=== SET PROBLEM ===
Search the data below for the string "parties". Extract every line that contains it.

=== RECORD EXCERPTS ===
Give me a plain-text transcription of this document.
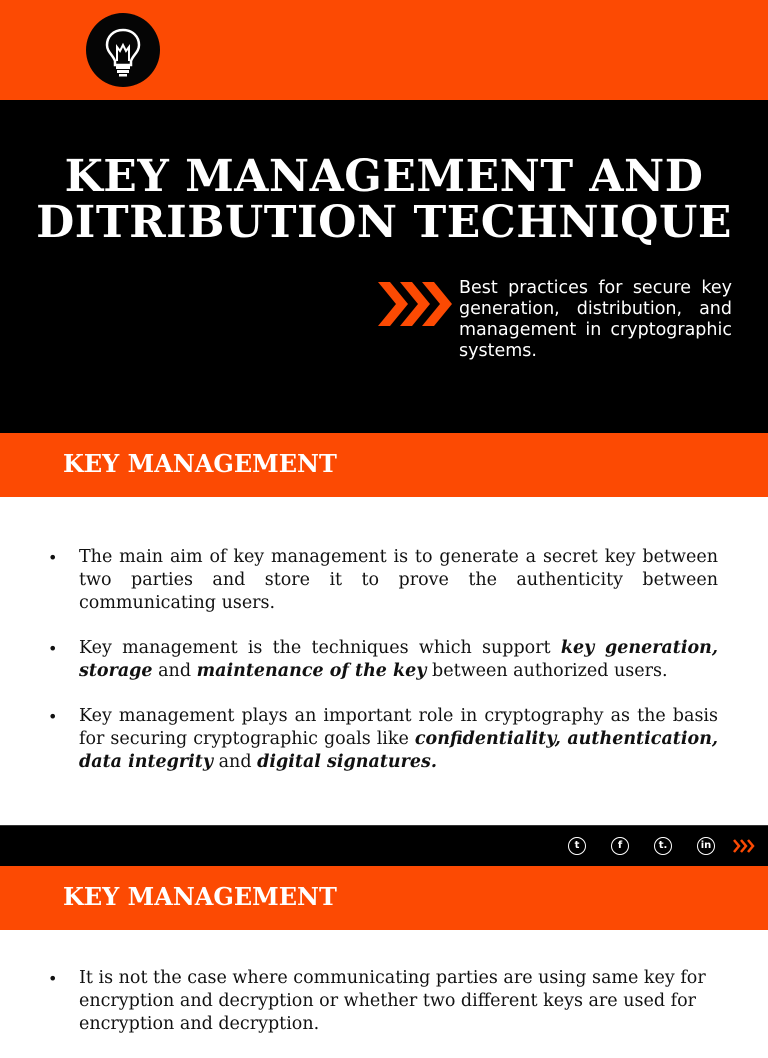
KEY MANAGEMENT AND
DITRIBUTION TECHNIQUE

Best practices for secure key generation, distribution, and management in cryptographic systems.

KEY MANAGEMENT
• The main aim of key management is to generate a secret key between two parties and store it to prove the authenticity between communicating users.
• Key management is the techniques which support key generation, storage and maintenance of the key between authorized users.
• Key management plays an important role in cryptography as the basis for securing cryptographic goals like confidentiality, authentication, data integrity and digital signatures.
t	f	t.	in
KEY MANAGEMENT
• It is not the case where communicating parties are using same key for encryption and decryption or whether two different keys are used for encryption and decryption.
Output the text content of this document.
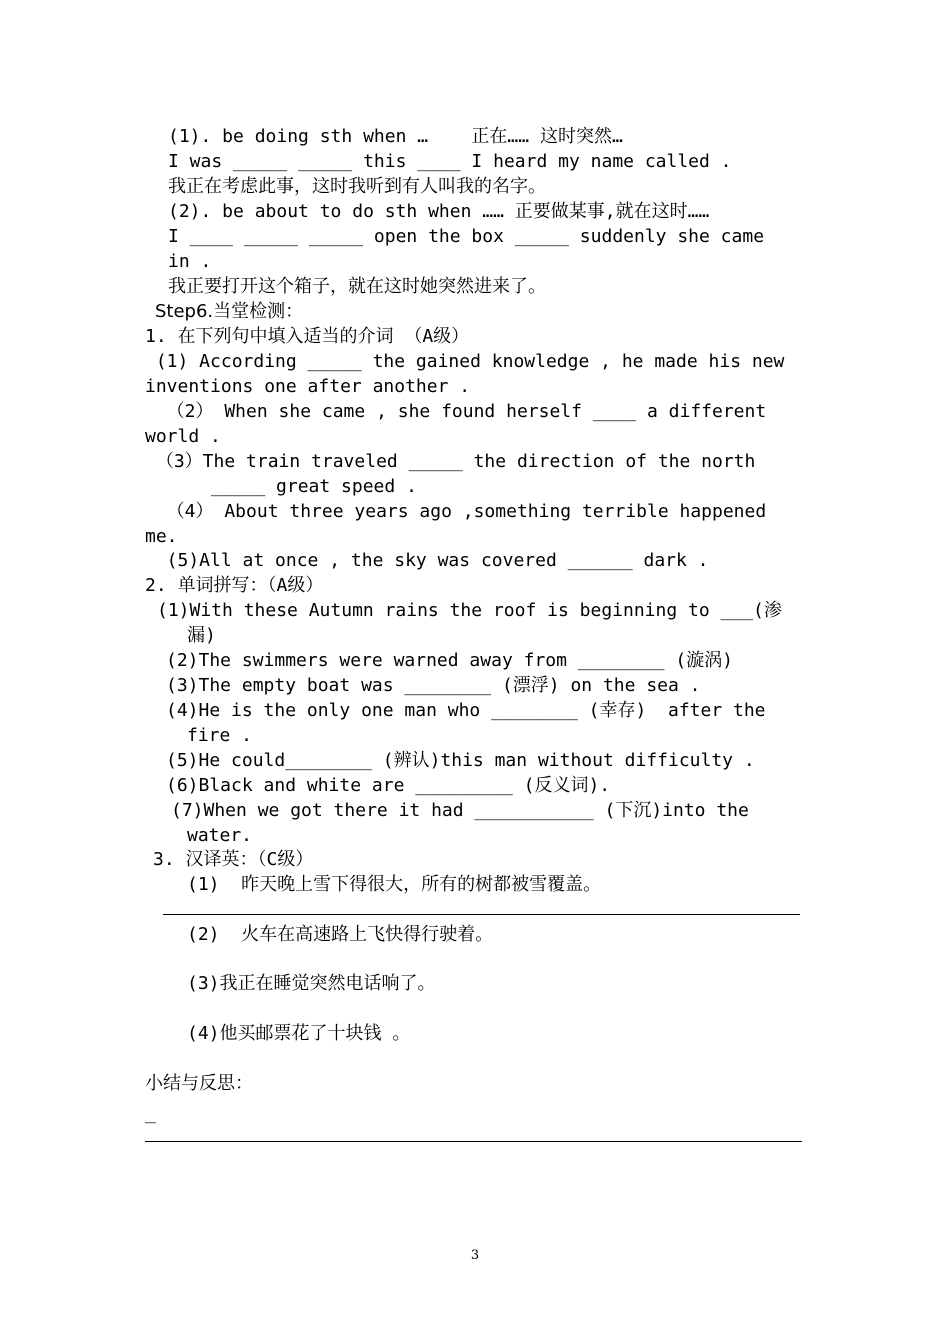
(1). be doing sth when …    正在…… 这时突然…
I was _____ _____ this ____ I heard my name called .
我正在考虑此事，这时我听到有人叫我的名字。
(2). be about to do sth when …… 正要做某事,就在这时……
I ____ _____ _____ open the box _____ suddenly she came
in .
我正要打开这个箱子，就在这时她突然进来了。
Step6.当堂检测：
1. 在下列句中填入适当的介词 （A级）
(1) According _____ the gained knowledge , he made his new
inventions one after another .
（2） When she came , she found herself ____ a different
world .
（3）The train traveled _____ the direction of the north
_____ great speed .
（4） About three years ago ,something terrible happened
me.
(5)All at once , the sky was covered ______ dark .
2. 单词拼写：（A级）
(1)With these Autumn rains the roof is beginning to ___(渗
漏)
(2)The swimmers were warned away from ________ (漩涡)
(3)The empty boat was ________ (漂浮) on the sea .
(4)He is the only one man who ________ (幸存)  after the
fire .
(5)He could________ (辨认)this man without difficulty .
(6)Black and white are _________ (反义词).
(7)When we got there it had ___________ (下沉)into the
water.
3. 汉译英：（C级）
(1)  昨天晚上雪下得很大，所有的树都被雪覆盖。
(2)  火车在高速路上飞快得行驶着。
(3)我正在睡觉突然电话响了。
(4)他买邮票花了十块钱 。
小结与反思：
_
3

=== ANSWER TO THIS EXERCISE ===
• The main aim of key management is to generate a secret key between two parties and store it to prove the authenticity between communicating users.
• It is not the case where communicating parties are using same key for encryption and decryption or whether two different keys are used for encryption and decryption.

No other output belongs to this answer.